■ **EXERCISE DIRECTIONS**: Gather every line below where "ZWERGWIDDER" appears.

■ **ENTRIES SUPPLIED**:
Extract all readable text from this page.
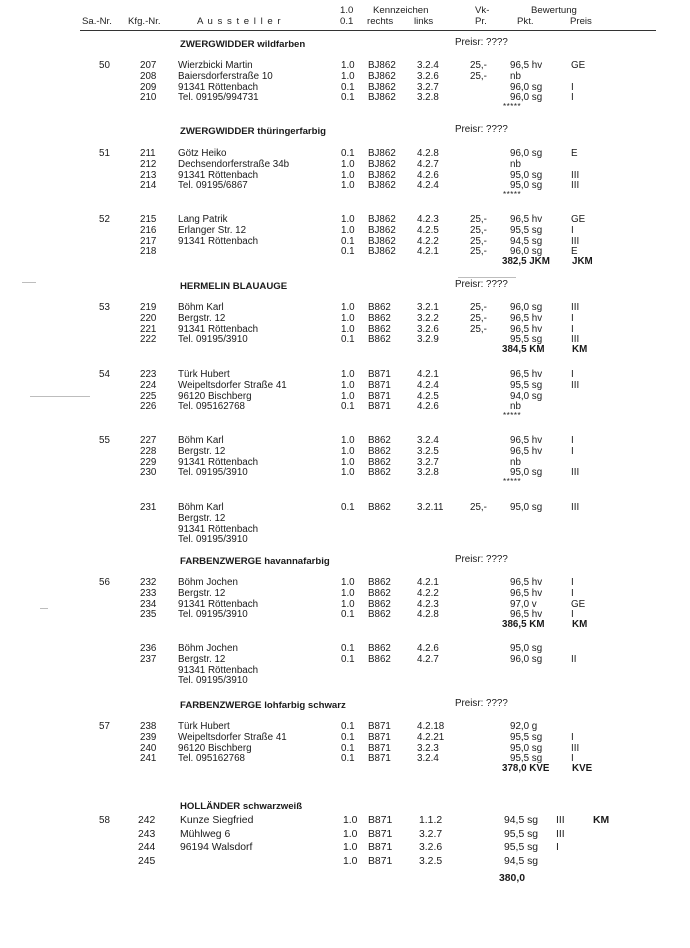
Sa.-Nr. Kfg.-Nr.	A u s s t e l l e r
1.0
0.1
Kennzeichen
rechts links
Vk-
Pr.
Bewertung
Pkt.	Preis
ZWERGWIDDER wildfarben	Preisr: ????
50	207 Wierzbicki Martin	1.0 BJ862 3.2.4	25,- 96,5 hv	GE
208 Baiersdorferstraße 10	1.0 BJ862 3.2.6	25,- nb
209 91341 Röttenbach	0.1 BJ862 3.2.7	96,0 sg	I
210 Tel. 09195/994731	0.1 BJ862 3.2.8	96,0 sg	I
*****
ZWERGWIDDER thüringerfarbig	Preisr: ????
51	211 Götz Heiko	0.1 BJ862 4.2.8	96,0 sg	E
212 Dechsendorferstraße 34b	1.0 BJ862 4.2.7	nb
213 91341 Röttenbach	1.0 BJ862 4.2.6	95,0 sg	III
214 Tel. 09195/6867	1.0 BJ862 4.2.4	95,0 sg	III
*****
52	215 Lang Patrik	1.0 BJ862 4.2.3	25,- 96,5 hv	GE
216 Erlanger Str. 12	1.0 BJ862 4.2.5	25,- 95,5 sg	I
217 91341 Röttenbach	0.1 BJ862 4.2.2	25,- 94,5 sg	III
218	0.1 BJ862 4.2.1	25,- 96,0 sg	E
382,5 JKM JKM
HERMELIN BLAUAUGE	Preisr: ????
53	219 Böhm Karl	1.0 B862	3.2.1	25,- 96,0 sg	III
220 Bergstr. 12	1.0 B862	3.2.2	25,- 96,5 hv	I
221 91341 Röttenbach	1.0 B862	3.2.6	25,- 96,5 hv	I
222 Tel. 09195/3910	0.1 B862	3.2.9	95,5 sg	III
384,5 KM	KM
54	223 Türk Hubert	1.0 B871	4.2.1	96,5 hv	I
224 Weipeltsdorfer Straße 41	1.0 B871	4.2.4	95,5 sg	III
225 96120 Bischberg	1.0 B871	4.2.5	94,0 sg
226 Tel. 095162768	0.1 B871	4.2.6	nb
*****
55	227 Böhm Karl	1.0 B862	3.2.4	96,5 hv	I
228 Bergstr. 12	1.0 B862	3.2.5	96,5 hv	I
229 91341 Röttenbach	1.0 B862	3.2.7	nb
230 Tel. 09195/3910	1.0 B862	3.2.8	95,0 sg	III
*****
231 Böhm Karl	0.1 B862	3.2.11	25,- 95,0 sg	III
Bergstr. 12
91341 Röttenbach
Tel. 09195/3910
FARBENZWERGE havannafarbig	Preisr: ????
56	232 Böhm Jochen	1.0 B862	4.2.1	96,5 hv	I
233 Bergstr. 12	1.0 B862	4.2.2	96,5 hv	I
234 91341 Röttenbach	1.0 B862	4.2.3	97,0 v	GE
235 Tel. 09195/3910	0.1 B862	4.2.8	96,5 hv	I
386,5 KM	KM
236 Böhm Jochen	0.1 B862	4.2.6	95,0 sg
237 Bergstr. 12	0.1 B862	4.2.7	96,0 sg	II
91341 Röttenbach
Tel. 09195/3910
FARBENZWERGE lohfarbig schwarz	Preisr: ????
57	238 Türk Hubert	0.1 B871	4.2.18	92,0 g
239 Weipeltsdorfer Straße 41	0.1 B871	4.2.21	95,5 sg	I
240 96120 Bischberg	0.1 B871	3.2.3	95,0 sg	III
241 Tel. 095162768	0.1 B871	3.2.4	95,5 sg	I
378,0 KVE KVE
HOLLÄNDER schwarzweiß
58	242 Kunze Siegfried	1.0 B871	1.1.2	94,5 sg III	KM
243 Mühlweg 6	1.0 B871	3.2.7	95,5 sg III
244 96194 Walsdorf	1.0 B871	3.2.6	95,5 sg I
245	1.0 B871	3.2.5	94,5 sg
380,0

■ **EXERCISE SOLUTION**:
ZWERGWIDDER wildfarben	Preisr: ????
ZWERGWIDDER thüringerfarbig	Preisr: ????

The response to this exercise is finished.